EXERCISE INSTRUCTIONS: Reproduce the entries in full, with no changes.

DATA SUPPLIED:
▬▬▬
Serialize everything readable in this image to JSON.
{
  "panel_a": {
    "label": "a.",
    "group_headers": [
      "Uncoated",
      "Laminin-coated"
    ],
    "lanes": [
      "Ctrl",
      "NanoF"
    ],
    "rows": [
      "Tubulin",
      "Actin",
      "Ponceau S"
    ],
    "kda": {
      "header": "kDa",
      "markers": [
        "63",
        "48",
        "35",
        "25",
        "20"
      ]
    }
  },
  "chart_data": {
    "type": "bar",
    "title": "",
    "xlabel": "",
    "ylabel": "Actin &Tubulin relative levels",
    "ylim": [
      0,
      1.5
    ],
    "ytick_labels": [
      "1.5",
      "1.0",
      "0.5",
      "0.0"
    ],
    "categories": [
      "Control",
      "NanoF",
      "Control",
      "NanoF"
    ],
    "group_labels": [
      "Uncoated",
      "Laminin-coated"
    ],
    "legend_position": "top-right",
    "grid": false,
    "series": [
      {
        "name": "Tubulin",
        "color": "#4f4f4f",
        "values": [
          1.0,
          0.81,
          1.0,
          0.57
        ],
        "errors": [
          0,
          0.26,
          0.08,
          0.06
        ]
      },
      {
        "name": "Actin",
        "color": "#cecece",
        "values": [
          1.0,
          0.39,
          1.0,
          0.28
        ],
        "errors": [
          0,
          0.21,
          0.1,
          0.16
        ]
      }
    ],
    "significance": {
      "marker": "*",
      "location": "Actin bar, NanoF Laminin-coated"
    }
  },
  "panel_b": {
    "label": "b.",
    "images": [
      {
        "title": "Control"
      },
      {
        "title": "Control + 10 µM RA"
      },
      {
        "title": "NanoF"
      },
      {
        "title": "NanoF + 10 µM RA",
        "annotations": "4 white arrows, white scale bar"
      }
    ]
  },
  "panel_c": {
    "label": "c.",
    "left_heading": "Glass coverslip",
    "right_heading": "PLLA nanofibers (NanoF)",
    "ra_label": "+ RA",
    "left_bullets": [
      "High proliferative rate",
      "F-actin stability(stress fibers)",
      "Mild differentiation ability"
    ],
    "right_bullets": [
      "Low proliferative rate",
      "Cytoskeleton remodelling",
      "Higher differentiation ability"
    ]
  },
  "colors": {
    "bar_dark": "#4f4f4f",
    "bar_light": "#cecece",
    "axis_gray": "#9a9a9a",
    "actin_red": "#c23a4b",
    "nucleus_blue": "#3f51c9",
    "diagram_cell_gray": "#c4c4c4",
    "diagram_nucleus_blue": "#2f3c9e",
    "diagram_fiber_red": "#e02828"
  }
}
▬▬▬
OUTPUT BELOW:
Serialize everything readable in this image to JSON.
{
  "panel_a": {
    "label": "a.",
    "group_headers": [
      "Uncoated",
      "Laminin-coated"
    ],
    "lanes": [
      "Ctrl",
      "NanoF"
    ],
    "rows": [
      "Tubulin",
      "Actin",
      "Ponceau S"
    ],
    "kda": {
      "header": "kDa",
      "markers": [
        "63",
        "48",
        "35",
        "25",
        "20"
      ]
    }
  },
  "chart_data": {
    "type": "bar",
    "title": "",
    "xlabel": "",
    "ylabel": "Actin &Tubulin relative levels",
    "ylim": [
      0,
      1.5
    ],
    "ytick_labels": [
      "1.5",
      "1.0",
      "0.5",
      "0.0"
    ],
    "categories": [
      "Control",
      "NanoF",
      "Control",
      "NanoF"
    ],
    "group_labels": [
      "Uncoated",
      "Laminin-coated"
    ],
    "legend_position": "top-right",
    "grid": false,
    "series": [
      {
        "name": "Tubulin",
        "color": "#4f4f4f",
        "values": [
          1.0,
          0.81,
          1.0,
          0.57
        ],
        "errors": [
          0,
          0.26,
          0.08,
          0.06
        ]
      },
      {
        "name": "Actin",
        "color": "#cecece",
        "values": [
          1.0,
          0.39,
          1.0,
          0.28
        ],
        "errors": [
          0,
          0.21,
          0.1,
          0.16
        ]
      }
    ],
    "significance": {
      "marker": "*",
      "location": "Actin bar, NanoF Laminin-coated"
    }
  },
  "panel_b": {
    "label": "b.",
    "images": [
      {
        "title": "Control"
      },
      {
        "title": "Control + 10 µM RA"
      },
      {
        "title": "NanoF"
      },
      {
        "title": "NanoF + 10 µM RA",
        "annotations": "4 white arrows, white scale bar"
      }
    ]
  },
  "panel_c": {
    "label": "c.",
    "left_heading": "Glass coverslip",
    "right_heading": "PLLA nanofibers (NanoF)",
    "ra_label": "+ RA",
    "left_bullets": [
      "High proliferative rate",
      "F-actin stability(stress fibers)",
      "Mild differentiation ability"
    ],
    "right_bullets": [
      "Low proliferative rate",
      "Cytoskeleton remodelling",
      "Higher differentiation ability"
    ]
  },
  "colors": {
    "bar_dark": "#4f4f4f",
    "bar_light": "#cecece",
    "axis_gray": "#9a9a9a",
    "actin_red": "#c23a4b",
    "nucleus_blue": "#3f51c9",
    "diagram_cell_gray": "#c4c4c4",
    "diagram_nucleus_blue": "#2f3c9e",
    "diagram_fiber_red": "#e02828"
  }
}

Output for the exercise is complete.